[start]

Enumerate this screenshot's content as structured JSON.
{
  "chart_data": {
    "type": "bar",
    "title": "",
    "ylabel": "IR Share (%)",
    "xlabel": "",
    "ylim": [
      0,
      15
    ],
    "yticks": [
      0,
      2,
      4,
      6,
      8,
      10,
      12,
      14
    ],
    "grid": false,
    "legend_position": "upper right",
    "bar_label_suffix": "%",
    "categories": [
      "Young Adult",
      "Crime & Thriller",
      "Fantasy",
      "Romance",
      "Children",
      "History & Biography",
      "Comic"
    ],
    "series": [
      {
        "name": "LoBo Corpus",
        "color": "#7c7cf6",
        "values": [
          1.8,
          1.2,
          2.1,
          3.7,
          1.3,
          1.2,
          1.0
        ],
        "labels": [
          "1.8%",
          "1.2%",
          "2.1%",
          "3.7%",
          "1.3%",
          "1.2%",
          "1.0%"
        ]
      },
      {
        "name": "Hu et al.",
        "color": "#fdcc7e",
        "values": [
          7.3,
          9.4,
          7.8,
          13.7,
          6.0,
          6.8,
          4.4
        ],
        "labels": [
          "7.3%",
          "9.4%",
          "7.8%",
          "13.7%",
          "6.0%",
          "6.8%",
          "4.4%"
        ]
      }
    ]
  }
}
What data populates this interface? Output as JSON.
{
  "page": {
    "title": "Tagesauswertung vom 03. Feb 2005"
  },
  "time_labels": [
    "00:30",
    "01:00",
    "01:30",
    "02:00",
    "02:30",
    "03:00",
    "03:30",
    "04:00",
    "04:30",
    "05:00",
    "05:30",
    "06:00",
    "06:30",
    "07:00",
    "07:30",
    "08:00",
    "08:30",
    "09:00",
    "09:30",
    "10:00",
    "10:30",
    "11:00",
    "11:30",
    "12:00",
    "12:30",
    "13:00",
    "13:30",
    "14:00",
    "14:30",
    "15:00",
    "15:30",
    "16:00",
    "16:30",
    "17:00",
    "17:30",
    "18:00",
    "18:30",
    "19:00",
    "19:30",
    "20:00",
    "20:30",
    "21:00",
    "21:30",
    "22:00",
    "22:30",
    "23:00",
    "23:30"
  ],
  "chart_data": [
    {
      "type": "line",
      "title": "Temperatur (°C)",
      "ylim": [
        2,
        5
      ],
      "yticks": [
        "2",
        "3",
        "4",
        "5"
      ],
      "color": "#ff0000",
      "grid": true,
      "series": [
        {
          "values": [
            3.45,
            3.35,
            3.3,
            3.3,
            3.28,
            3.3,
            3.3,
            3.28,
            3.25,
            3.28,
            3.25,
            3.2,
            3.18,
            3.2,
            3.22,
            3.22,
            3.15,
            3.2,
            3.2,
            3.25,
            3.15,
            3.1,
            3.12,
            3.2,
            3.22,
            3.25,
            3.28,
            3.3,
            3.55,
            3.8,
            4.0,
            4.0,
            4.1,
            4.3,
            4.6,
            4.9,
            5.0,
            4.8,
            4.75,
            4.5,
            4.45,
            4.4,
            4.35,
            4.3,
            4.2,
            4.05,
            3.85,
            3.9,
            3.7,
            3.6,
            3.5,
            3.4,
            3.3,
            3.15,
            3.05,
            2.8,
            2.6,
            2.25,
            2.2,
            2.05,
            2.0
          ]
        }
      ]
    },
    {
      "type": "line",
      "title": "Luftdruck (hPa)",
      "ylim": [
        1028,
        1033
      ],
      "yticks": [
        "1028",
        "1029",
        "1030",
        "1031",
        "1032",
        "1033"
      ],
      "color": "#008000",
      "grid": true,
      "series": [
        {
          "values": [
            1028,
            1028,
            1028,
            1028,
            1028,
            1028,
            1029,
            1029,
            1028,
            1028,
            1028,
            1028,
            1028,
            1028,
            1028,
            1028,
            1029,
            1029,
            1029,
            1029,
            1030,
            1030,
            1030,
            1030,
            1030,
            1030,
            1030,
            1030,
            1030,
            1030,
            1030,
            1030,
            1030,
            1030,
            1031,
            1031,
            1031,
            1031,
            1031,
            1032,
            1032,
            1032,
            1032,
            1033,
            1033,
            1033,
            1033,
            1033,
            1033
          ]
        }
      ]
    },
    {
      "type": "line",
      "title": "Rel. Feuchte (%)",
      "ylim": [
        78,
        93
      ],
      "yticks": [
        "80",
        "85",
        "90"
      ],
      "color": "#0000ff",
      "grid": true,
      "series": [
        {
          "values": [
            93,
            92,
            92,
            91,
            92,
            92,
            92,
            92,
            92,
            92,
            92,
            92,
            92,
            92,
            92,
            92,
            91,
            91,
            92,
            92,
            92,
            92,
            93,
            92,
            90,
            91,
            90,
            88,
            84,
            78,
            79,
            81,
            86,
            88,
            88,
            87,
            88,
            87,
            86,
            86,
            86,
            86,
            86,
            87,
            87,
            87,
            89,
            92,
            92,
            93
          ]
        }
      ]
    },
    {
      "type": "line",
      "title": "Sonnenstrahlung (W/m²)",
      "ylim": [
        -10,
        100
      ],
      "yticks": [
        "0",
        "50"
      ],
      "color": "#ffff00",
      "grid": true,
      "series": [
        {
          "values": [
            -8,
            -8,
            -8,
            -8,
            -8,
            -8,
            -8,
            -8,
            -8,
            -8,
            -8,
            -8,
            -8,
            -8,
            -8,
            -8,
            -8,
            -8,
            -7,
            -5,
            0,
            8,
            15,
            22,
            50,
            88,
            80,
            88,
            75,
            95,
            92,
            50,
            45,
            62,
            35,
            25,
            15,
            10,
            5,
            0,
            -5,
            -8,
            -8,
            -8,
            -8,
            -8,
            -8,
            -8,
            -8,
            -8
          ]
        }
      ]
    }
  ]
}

[end]

OBJECTIVE: Extract all lines that hold the word "JSON".

WRITTEN ANSWER:
Enumerate this screenshot's content as structured JSON.
What data populates this interface? Output as JSON.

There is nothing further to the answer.